#### DATA LISTING

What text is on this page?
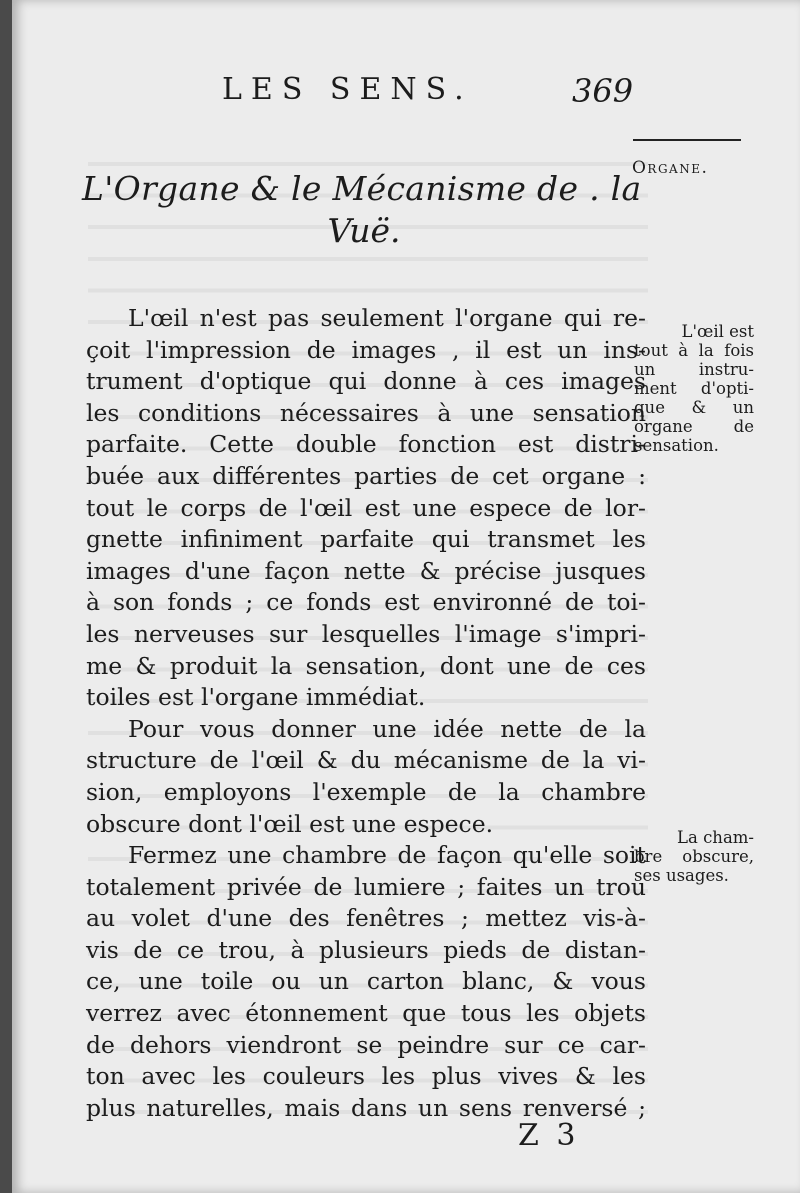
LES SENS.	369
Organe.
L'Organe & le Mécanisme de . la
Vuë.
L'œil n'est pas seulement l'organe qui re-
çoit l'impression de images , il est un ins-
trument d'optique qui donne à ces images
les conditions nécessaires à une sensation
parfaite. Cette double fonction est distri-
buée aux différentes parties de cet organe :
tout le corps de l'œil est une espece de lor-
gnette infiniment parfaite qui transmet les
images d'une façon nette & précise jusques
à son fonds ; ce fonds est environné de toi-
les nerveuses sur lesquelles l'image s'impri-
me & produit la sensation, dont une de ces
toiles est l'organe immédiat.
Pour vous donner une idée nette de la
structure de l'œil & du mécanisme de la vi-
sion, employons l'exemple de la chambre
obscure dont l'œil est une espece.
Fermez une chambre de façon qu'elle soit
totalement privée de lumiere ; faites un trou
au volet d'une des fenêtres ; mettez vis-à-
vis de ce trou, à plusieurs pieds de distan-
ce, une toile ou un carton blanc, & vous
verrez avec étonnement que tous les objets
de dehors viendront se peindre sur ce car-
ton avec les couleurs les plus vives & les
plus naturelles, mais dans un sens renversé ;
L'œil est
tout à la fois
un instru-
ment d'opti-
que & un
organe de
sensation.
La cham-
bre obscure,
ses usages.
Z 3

########

**WRITTEN REQUEST**:
Return to the listing above and set it down exactly, leaving out its pictures.

**SOLUTION FOR THIS PROBLEM**:
What text is on this page?
LES SENS.	369
Organe.
L'Organe & le Mécanisme de . la
Vuë.
L'œil n'est pas seulement l'organe qui re-
çoit l'impression de images , il est un ins-
trument d'optique qui donne à ces images
les conditions nécessaires à une sensation
parfaite. Cette double fonction est distri-
buée aux différentes parties de cet organe :
tout le corps de l'œil est une espece de lor-
gnette infiniment parfaite qui transmet les
images d'une façon nette & précise jusques
à son fonds ; ce fonds est environné de toi-
les nerveuses sur lesquelles l'image s'impri-
me & produit la sensation, dont une de ces
toiles est l'organe immédiat.
Pour vous donner une idée nette de la
structure de l'œil & du mécanisme de la vi-
sion, employons l'exemple de la chambre
obscure dont l'œil est une espece.
Fermez une chambre de façon qu'elle soit
totalement privée de lumiere ; faites un trou
au volet d'une des fenêtres ; mettez vis-à-
vis de ce trou, à plusieurs pieds de distan-
ce, une toile ou un carton blanc, & vous
verrez avec étonnement que tous les objets
de dehors viendront se peindre sur ce car-
ton avec les couleurs les plus vives & les
plus naturelles, mais dans un sens renversé ;
L'œil est
tout à la fois
un instru-
ment d'opti-
que & un
organe de
sensation.
La cham-
bre obscure,
ses usages.
Z 3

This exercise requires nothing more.